* _Quoted text_
* BEGIN *
A combination of Cruise ships and live-aboards creates an interesting environment in Thomas Basin a marina in Ketchikan Alaska

Dockside

I love tying up at the docks. Anchoring out is wonderful, but being able to meet new and unusual people is always welcome after weeks of challenge and solitude. One of my favourite marinas is Thomas Basin in Ketchikan, Alaska. It has an entry that is easy to miss, as it is tucked in behind a great sea wall and the cruise ship dock. This solid wall of cruise ships makes Skagway look like a sleepy fishing port in comparison…the crowds and noise are exciting for a few days, but only just a few. Soon you begin to listen for the bell that herds the cattle back on board the cruise ship and THEN you head for town. At night-time a forty-foot high wall of ship lights flickers shadowy daylight to the docks.

On our first moorage in Ketchikan we are fortunate to borrow a temporary berth from a fisherman who is out trying his luck with his fishing nets. The Harbour Master shows up minutes after we’ve docked, gives his nod of approval and welcomes us to Ketchikan. This is our first port of entry into the U.S. after heading north from Prince Rupert, B.C. Canada.
* END *
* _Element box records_
* BEGIN *
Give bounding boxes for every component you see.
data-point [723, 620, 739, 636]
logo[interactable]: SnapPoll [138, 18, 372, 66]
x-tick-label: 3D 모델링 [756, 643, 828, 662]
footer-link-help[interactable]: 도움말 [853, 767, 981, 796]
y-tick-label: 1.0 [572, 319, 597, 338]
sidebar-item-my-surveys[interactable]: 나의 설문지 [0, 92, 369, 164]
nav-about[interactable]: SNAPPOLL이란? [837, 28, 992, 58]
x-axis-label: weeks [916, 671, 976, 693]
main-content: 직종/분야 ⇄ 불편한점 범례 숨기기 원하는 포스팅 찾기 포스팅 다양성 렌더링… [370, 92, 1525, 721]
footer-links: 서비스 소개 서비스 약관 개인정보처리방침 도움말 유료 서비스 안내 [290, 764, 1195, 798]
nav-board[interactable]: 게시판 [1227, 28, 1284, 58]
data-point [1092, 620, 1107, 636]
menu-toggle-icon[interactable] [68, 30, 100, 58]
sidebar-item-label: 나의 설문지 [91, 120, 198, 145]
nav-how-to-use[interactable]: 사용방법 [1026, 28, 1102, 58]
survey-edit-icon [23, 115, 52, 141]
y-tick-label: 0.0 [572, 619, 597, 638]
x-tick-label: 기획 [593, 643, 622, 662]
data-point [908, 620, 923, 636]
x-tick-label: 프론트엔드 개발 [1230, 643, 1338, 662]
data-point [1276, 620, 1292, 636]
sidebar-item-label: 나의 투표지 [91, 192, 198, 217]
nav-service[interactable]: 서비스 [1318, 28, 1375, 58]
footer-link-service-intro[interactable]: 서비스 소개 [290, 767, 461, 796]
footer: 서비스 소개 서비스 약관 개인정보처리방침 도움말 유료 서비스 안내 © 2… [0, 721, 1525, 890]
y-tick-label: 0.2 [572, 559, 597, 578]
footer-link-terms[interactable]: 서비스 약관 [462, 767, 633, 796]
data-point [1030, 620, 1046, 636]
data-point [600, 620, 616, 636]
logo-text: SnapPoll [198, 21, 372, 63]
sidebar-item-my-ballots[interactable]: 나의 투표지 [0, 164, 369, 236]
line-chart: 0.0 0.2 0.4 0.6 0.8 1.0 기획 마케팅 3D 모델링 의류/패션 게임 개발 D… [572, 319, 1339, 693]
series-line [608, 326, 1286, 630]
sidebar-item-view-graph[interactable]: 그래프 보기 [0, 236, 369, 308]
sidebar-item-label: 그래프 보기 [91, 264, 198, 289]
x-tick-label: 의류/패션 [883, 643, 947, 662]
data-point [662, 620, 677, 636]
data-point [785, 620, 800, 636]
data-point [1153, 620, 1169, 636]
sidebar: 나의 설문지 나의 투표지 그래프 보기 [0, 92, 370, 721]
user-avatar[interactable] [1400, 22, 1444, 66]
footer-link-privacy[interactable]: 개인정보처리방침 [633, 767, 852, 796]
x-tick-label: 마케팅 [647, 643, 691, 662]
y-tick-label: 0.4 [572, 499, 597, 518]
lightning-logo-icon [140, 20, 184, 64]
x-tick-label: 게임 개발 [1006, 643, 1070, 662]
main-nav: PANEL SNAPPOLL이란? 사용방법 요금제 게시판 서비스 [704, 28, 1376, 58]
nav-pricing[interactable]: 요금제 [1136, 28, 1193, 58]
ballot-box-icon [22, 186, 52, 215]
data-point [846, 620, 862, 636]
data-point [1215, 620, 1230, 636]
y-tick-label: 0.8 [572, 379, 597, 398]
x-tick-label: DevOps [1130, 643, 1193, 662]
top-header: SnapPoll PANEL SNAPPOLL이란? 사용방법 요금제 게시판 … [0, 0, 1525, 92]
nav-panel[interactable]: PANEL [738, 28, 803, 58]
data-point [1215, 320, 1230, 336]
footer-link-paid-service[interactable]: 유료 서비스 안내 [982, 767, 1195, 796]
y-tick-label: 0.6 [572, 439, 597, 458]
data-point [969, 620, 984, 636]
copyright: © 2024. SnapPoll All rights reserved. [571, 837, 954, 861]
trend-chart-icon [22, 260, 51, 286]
* END *
* _Aim of the task_
Reproduce the entire Thomas Basin passage word for word, from its opening caption to its final sentence.

* _Solution_
A combination of Cruise ships and live-aboards creates an interesting environment in Thomas Basin a marina in Ketchikan Alaska

Dockside

I love tying up at the docks. Anchoring out is wonderful, but being able to meet new and unusual people is always welcome after weeks of challenge and solitude. One of my favourite marinas is Thomas Basin in Ketchikan, Alaska. It has an entry that is easy to miss, as it is tucked in behind a great sea wall and the cruise ship dock. This solid wall of cruise ships makes Skagway look like a sleepy fishing port in comparison…the crowds and noise are exciting for a few days, but only just a few. Soon you begin to listen for the bell that herds the cattle back on board the cruise ship and THEN you head for town. At night-time a forty-foot high wall of ship lights flickers shadowy daylight to the docks.

On our first moorage in Ketchikan we are fortunate to borrow a temporary berth from a fisherman who is out trying his luck with his fishing nets. The Harbour Master shows up minutes after we’ve docked, gives his nod of approval and welcomes us to Ketchikan. This is our first port of entry into the U.S. after heading north from Prince Rupert, B.C. Canada.